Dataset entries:
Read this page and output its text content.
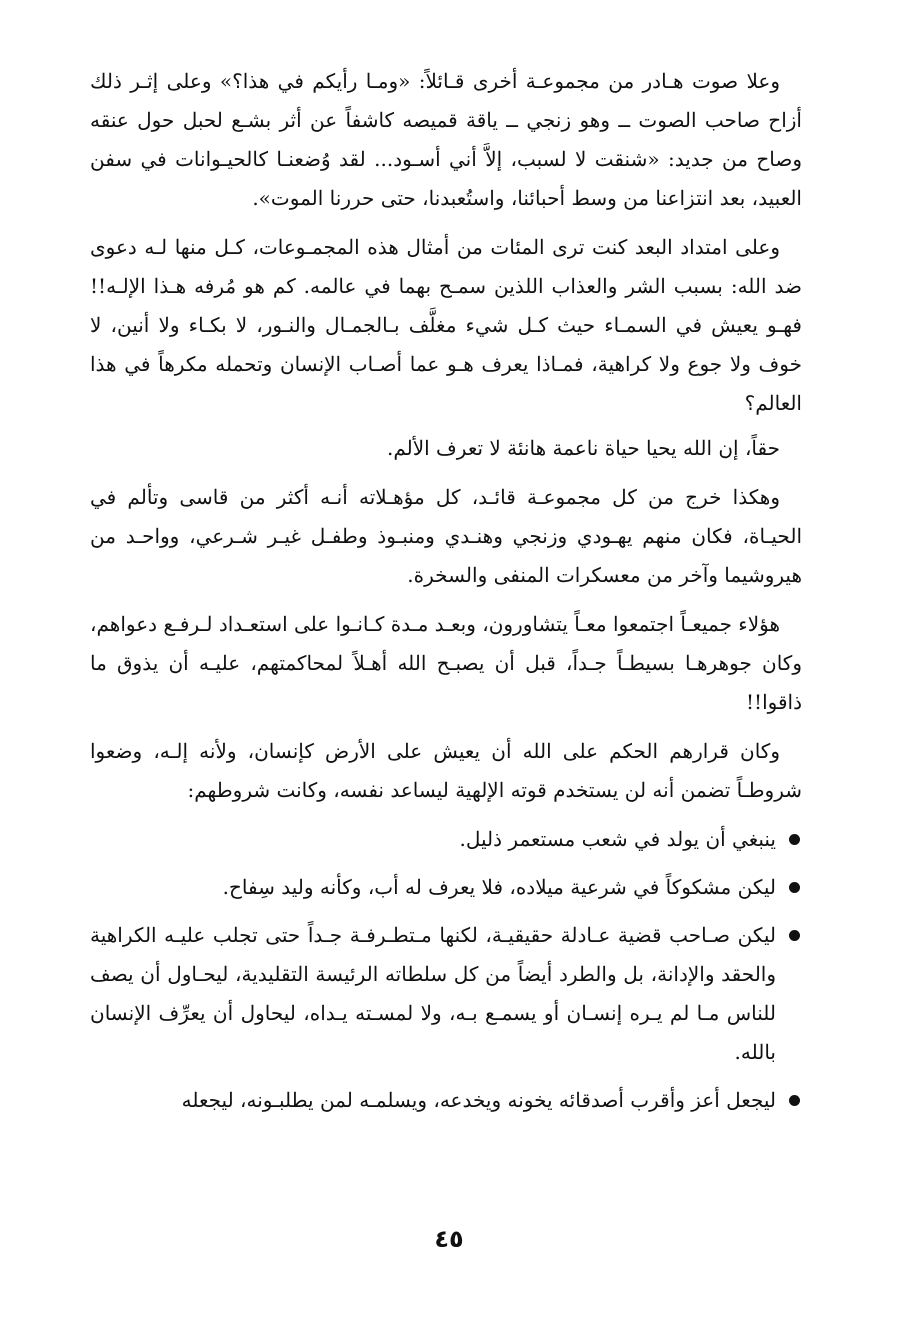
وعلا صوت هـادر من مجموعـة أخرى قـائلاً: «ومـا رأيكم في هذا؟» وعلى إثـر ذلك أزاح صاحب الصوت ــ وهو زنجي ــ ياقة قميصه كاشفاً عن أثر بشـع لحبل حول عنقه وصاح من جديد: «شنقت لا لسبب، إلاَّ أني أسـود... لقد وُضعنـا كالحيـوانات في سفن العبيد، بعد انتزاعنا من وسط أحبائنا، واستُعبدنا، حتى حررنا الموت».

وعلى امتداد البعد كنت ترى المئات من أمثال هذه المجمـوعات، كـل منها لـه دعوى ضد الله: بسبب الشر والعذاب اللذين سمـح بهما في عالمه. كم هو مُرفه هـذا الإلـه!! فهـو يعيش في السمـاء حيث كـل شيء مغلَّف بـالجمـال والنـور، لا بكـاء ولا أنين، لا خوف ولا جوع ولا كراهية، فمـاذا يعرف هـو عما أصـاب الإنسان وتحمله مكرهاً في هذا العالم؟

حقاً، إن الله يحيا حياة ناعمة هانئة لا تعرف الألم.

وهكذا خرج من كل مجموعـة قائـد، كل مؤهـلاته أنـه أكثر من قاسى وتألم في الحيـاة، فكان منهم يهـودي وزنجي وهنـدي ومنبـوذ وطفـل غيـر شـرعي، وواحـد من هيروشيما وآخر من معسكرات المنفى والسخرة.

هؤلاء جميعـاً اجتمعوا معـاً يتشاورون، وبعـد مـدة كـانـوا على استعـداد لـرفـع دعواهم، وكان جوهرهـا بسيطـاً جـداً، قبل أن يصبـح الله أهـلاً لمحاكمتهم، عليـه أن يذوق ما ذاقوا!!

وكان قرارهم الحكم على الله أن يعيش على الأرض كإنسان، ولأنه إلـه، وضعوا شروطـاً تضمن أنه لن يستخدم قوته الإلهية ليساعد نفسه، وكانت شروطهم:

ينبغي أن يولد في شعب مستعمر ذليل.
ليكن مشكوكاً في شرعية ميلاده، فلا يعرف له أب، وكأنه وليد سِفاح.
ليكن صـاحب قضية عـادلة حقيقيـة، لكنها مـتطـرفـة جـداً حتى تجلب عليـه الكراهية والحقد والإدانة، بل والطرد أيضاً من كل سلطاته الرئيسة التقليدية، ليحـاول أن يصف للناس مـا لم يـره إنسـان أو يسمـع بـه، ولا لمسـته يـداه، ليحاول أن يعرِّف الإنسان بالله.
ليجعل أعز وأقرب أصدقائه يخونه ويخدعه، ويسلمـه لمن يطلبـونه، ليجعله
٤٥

WHAT THE EXERCISE ASKS
Keep the pictures out of the copy and write out the data exactly as it stands.

RESPONSE TO THIS EXERCISE
Read this page and output its text content.
وعلا صوت هـادر من مجموعـة أخرى قـائلاً: «ومـا رأيكم في هذا؟» وعلى إثـر ذلك أزاح صاحب الصوت ــ وهو زنجي ــ ياقة قميصه كاشفاً عن أثر بشـع لحبل حول عنقه وصاح من جديد: «شنقت لا لسبب، إلاَّ أني أسـود... لقد وُضعنـا كالحيـوانات في سفن العبيد، بعد انتزاعنا من وسط أحبائنا، واستُعبدنا، حتى حررنا الموت».

وعلى امتداد البعد كنت ترى المئات من أمثال هذه المجمـوعات، كـل منها لـه دعوى ضد الله: بسبب الشر والعذاب اللذين سمـح بهما في عالمه. كم هو مُرفه هـذا الإلـه!! فهـو يعيش في السمـاء حيث كـل شيء مغلَّف بـالجمـال والنـور، لا بكـاء ولا أنين، لا خوف ولا جوع ولا كراهية، فمـاذا يعرف هـو عما أصـاب الإنسان وتحمله مكرهاً في هذا العالم؟

حقاً، إن الله يحيا حياة ناعمة هانئة لا تعرف الألم.

وهكذا خرج من كل مجموعـة قائـد، كل مؤهـلاته أنـه أكثر من قاسى وتألم في الحيـاة، فكان منهم يهـودي وزنجي وهنـدي ومنبـوذ وطفـل غيـر شـرعي، وواحـد من هيروشيما وآخر من معسكرات المنفى والسخرة.

هؤلاء جميعـاً اجتمعوا معـاً يتشاورون، وبعـد مـدة كـانـوا على استعـداد لـرفـع دعواهم، وكان جوهرهـا بسيطـاً جـداً، قبل أن يصبـح الله أهـلاً لمحاكمتهم، عليـه أن يذوق ما ذاقوا!!

وكان قرارهم الحكم على الله أن يعيش على الأرض كإنسان، ولأنه إلـه، وضعوا شروطـاً تضمن أنه لن يستخدم قوته الإلهية ليساعد نفسه، وكانت شروطهم:

ينبغي أن يولد في شعب مستعمر ذليل.
ليكن مشكوكاً في شرعية ميلاده، فلا يعرف له أب، وكأنه وليد سِفاح.
ليكن صـاحب قضية عـادلة حقيقيـة، لكنها مـتطـرفـة جـداً حتى تجلب عليـه الكراهية والحقد والإدانة، بل والطرد أيضاً من كل سلطاته الرئيسة التقليدية، ليحـاول أن يصف للناس مـا لم يـره إنسـان أو يسمـع بـه، ولا لمسـته يـداه، ليحاول أن يعرِّف الإنسان بالله.
ليجعل أعز وأقرب أصدقائه يخونه ويخدعه، ويسلمـه لمن يطلبـونه، ليجعله
٤٥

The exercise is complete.